## To be done
Select each line where the word "that" appears.
[start of Recorded information]
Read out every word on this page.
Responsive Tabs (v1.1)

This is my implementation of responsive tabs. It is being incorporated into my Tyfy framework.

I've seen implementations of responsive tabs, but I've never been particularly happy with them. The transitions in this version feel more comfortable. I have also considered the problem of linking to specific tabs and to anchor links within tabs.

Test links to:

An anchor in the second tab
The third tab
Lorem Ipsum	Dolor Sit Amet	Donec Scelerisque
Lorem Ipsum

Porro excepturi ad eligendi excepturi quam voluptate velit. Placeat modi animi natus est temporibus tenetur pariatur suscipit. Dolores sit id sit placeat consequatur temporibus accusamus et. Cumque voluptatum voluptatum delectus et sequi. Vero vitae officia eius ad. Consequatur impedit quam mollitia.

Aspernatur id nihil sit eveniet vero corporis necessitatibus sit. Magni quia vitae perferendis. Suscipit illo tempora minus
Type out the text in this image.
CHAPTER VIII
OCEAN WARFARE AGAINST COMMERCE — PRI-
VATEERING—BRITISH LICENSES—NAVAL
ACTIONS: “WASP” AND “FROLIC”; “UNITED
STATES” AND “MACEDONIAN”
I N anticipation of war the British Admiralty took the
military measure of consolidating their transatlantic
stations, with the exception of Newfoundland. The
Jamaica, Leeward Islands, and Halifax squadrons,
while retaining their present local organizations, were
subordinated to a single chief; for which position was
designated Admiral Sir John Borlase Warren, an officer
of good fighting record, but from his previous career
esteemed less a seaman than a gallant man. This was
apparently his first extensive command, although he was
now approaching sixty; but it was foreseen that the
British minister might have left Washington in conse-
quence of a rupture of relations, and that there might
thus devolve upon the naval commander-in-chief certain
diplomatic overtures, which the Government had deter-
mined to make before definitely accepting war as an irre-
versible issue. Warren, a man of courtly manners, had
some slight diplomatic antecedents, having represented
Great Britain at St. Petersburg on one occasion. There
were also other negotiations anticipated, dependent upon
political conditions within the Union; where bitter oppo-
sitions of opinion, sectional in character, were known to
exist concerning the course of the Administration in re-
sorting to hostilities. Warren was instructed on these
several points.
[end of Recorded information]
## Solved exercise
now approaching sixty; but it was foreseen that the
quence of a rupture of relations, and that there might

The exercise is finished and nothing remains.